[Dataset entries on figures]
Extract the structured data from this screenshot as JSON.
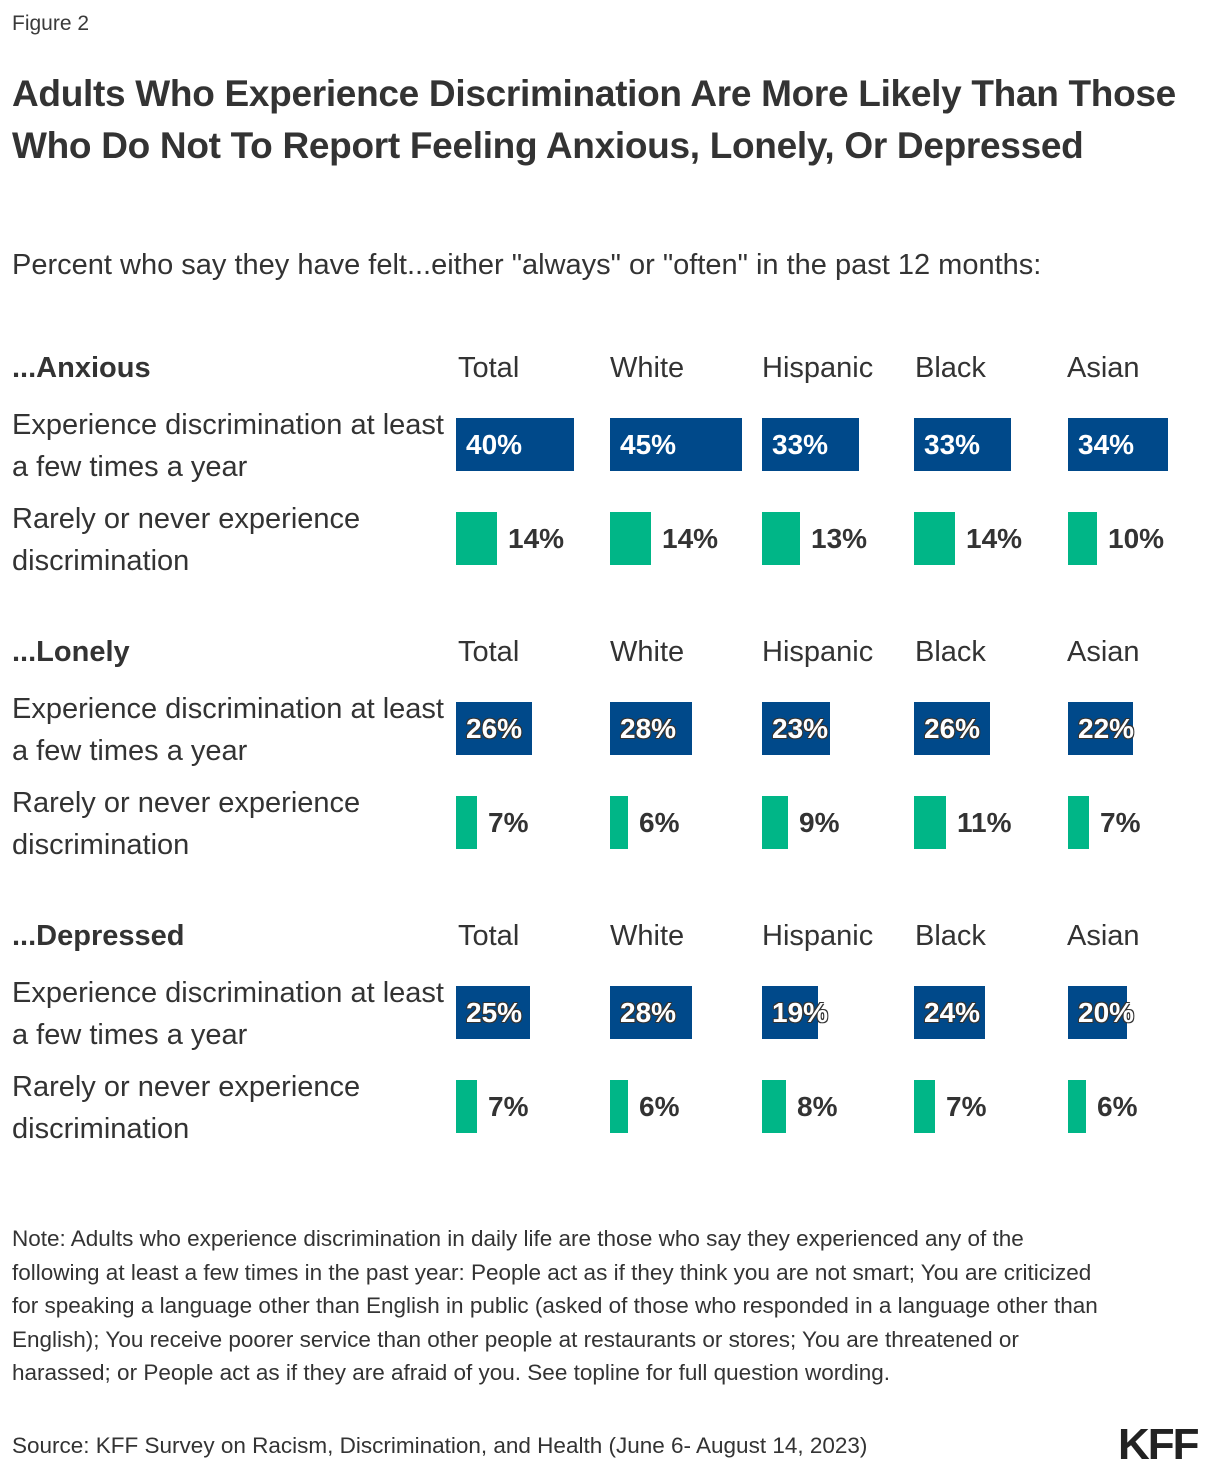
{
  "figure_label": "Figure 2",
  "title": "Adults Who Experience Discrimination Are More Likely Than Those Who Do Not To Report Feeling Anxious, Lonely, Or Depressed",
  "subtitle": "Percent who say they have felt...either \"always\" or \"often\" in the past 12 months:",
  "note": "Note: Adults who experience discrimination in daily life are those who say they experienced any of the following at least a few times in the past year: People act as if they think you are not smart; You are criticized for speaking a language other than English in public (asked of those who responded in a language other than English); You receive poorer service than other people at restaurants or stores; You are threatened or harassed; or People act as if they are afraid of you. See topline for full question wording.",
  "source": "Source: KFF Survey on Racism, Discrimination, and Health (June 6- August 14, 2023)",
  "logo": "KFF",
  "colors": {
    "experience": "#00498a",
    "rarely": "#00b687",
    "text": "#333333"
  },
  "chart_data": {
    "type": "bar",
    "orientation": "horizontal",
    "title": "Adults Who Experience Discrimination Are More Likely Than Those Who Do Not To Report Feeling Anxious, Lonely, Or Depressed",
    "subtitle": "Percent who say they have felt...either \"always\" or \"often\" in the past 12 months:",
    "categories": [
      "Total",
      "White",
      "Hispanic",
      "Black",
      "Asian"
    ],
    "row_labels": [
      "Experience discrimination at least a few times a year",
      "Rarely or never experience discrimination"
    ],
    "unit": "%",
    "xlim": [
      0,
      100
    ],
    "panels": [
      {
        "name": "...Anxious",
        "series": [
          {
            "name": "Experience discrimination at least a few times a year",
            "values": [
              40,
              45,
              33,
              33,
              34
            ],
            "labels": [
              "40%",
              "45%",
              "33%",
              "33%",
              "34%"
            ]
          },
          {
            "name": "Rarely or never experience discrimination",
            "values": [
              14,
              14,
              13,
              14,
              10
            ],
            "labels": [
              "14%",
              "14%",
              "13%",
              "14%",
              "10%"
            ]
          }
        ]
      },
      {
        "name": "...Lonely",
        "series": [
          {
            "name": "Experience discrimination at least a few times a year",
            "values": [
              26,
              28,
              23,
              26,
              22
            ],
            "labels": [
              "26%",
              "28%",
              "23%",
              "26%",
              "22%"
            ]
          },
          {
            "name": "Rarely or never experience discrimination",
            "values": [
              7,
              6,
              9,
              11,
              7
            ],
            "labels": [
              "7%",
              "6%",
              "9%",
              "11%",
              "7%"
            ]
          }
        ]
      },
      {
        "name": "...Depressed",
        "series": [
          {
            "name": "Experience discrimination at least a few times a year",
            "values": [
              25,
              28,
              19,
              24,
              20
            ],
            "labels": [
              "25%",
              "28%",
              "19%",
              "24%",
              "20%"
            ]
          },
          {
            "name": "Rarely or never experience discrimination",
            "values": [
              7,
              6,
              8,
              7,
              6
            ],
            "labels": [
              "7%",
              "6%",
              "8%",
              "7%",
              "6%"
            ]
          }
        ]
      }
    ]
  }
}
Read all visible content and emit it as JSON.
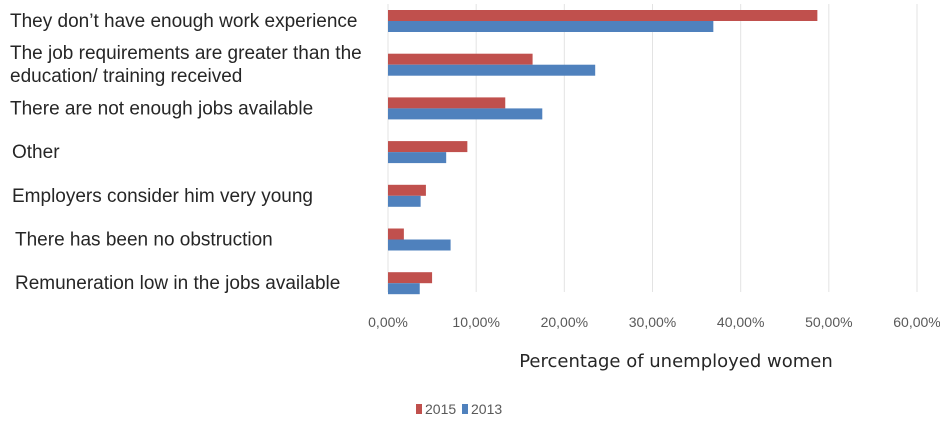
{
  "chart_data": {
    "type": "bar",
    "orientation": "horizontal",
    "categories": [
      "They don’t have enough work experience",
      "The job requirements are greater than the education/ training received",
      "There are not enough jobs available",
      "Other",
      "Employers consider him very young",
      "There has been no obstruction",
      "Remuneration low in the jobs available"
    ],
    "category_lines": [
      [
        "They don’t have enough work experience"
      ],
      [
        "The job requirements are greater than the",
        "education/ training received"
      ],
      [
        "There are not enough jobs available"
      ],
      [
        "Other"
      ],
      [
        "Employers consider him very young"
      ],
      [
        "There has been no obstruction"
      ],
      [
        "Remuneration low in the jobs available"
      ]
    ],
    "series": [
      {
        "name": "2015",
        "color": "#c0504d",
        "values": [
          48.7,
          16.4,
          13.3,
          9.0,
          4.3,
          1.8,
          5.0
        ]
      },
      {
        "name": "2013",
        "color": "#4f81bd",
        "values": [
          36.9,
          23.5,
          17.5,
          6.6,
          3.7,
          7.1,
          3.6
        ]
      }
    ],
    "xlim": [
      0,
      60
    ],
    "xticks": [
      "0,00%",
      "10,00%",
      "20,00%",
      "30,00%",
      "40,00%",
      "50,00%",
      "60,00%"
    ],
    "xlabel": "Percentage of unemployed women",
    "gridlines": true,
    "legend_position": "bottom"
  }
}
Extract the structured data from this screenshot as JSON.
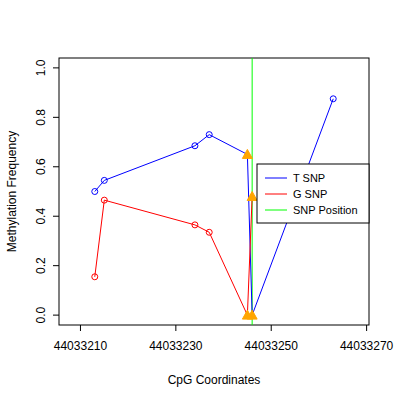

- [The problem]:
Your task is to gather all lines from the entries above that hold the word "Depressed".

- [Answer to the exercise]:
  "title": "Adults Who Experience Discrimination Are More Likely Than Those Who Do Not To Report Feeling Anxious, Lonely, Or Depressed",
    "title": "Adults Who Experience Discrimination Are More Likely Than Those Who Do Not To Report Feeling Anxious, Lonely, Or Depressed",
        "name": "...Depressed",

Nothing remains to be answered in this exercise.